Data entries:
┌────────

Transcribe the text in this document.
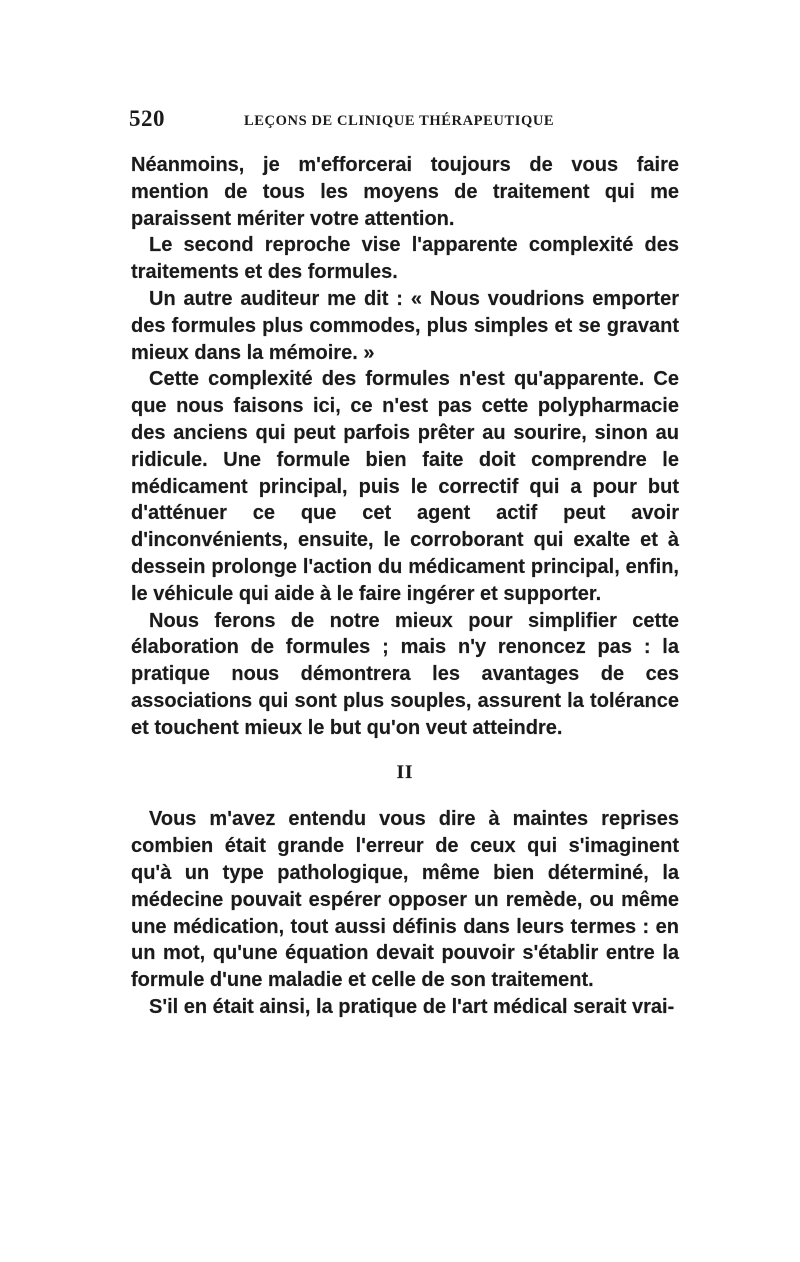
520	LEÇONS DE CLINIQUE THÉRAPEUTIQUE

Néanmoins, je m'efforcerai toujours de vous faire mention de tous les moyens de traitement qui me paraissent mériter votre attention.

Le second reproche vise l'apparente complexité des traitements et des formules.

Un autre auditeur me dit : « Nous voudrions emporter des formules plus commodes, plus simples et se gravant mieux dans la mémoire. »

Cette complexité des formules n'est qu'apparente. Ce que nous faisons ici, ce n'est pas cette polypharmacie des anciens qui peut parfois prêter au sourire, sinon au ridicule. Une formule bien faite doit comprendre le médicament principal, puis le correctif qui a pour but d'atténuer ce que cet agent actif peut avoir d'inconvénients, ensuite, le corroborant qui exalte et à dessein prolonge l'action du médicament principal, enfin, le véhicule qui aide à le faire ingérer et supporter.

Nous ferons de notre mieux pour simplifier cette élaboration de formules ; mais n'y renoncez pas : la pratique nous démontrera les avantages de ces associations qui sont plus souples, assurent la tolérance et touchent mieux le but qu'on veut atteindre.

II

Vous m'avez entendu vous dire à maintes reprises combien était grande l'erreur de ceux qui s'imaginent qu'à un type pathologique, même bien déterminé, la médecine pouvait espérer opposer un remède, ou même une médication, tout aussi définis dans leurs termes : en un mot, qu'une équation devait pouvoir s'établir entre la formule d'une maladie et celle de son traitement.

S'il en était ainsi, la pratique de l'art médical serait vrai-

└────────

• **Task to complete**: Where does the word "pratique" appear in the listing? List each line that holds it.

• **Worked solution**:
Nous ferons de notre mieux pour simplifier cette élaboration de formules ; mais n'y renoncez pas : la pratique nous démontrera les avantages de ces associations qui sont plus souples, assurent la tolérance et touchent mieux le but qu'on veut atteindre.
S'il en était ainsi, la pratique de l'art médical serait vrai-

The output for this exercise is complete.